Data entries:
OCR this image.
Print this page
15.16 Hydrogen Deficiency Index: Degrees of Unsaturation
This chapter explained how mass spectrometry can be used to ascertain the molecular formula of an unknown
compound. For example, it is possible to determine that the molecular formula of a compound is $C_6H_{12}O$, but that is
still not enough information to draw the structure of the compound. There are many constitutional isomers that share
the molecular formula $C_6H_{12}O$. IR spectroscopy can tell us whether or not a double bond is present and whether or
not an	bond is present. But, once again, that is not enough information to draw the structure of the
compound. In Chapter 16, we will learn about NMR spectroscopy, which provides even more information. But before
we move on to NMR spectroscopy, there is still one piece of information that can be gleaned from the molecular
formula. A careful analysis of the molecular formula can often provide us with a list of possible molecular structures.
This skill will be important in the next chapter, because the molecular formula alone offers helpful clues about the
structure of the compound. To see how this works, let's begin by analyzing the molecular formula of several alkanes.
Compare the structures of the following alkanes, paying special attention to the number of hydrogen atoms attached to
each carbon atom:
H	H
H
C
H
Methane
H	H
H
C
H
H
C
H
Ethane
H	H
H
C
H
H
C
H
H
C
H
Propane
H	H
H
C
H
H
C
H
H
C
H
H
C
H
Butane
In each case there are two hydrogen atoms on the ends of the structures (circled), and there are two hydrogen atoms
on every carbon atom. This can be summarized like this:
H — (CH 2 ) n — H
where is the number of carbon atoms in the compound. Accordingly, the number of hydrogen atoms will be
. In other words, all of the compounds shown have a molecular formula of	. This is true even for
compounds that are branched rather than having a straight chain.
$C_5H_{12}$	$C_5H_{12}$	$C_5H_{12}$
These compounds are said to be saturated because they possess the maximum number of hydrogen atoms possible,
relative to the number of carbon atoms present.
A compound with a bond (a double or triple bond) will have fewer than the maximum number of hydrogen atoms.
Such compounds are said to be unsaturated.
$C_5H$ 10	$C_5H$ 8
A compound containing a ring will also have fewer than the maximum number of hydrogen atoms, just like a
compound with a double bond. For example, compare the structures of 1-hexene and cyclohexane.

## WRITTEN TASK
Copy every line in the entries above that has the string "fewer" in it.

## OUTPUT OF THE EXERCISE
A compound with a bond (a double or triple bond) will have fewer than the maximum number of hydrogen atoms.
A compound containing a ring will also have fewer than the maximum number of hydrogen atoms, just like a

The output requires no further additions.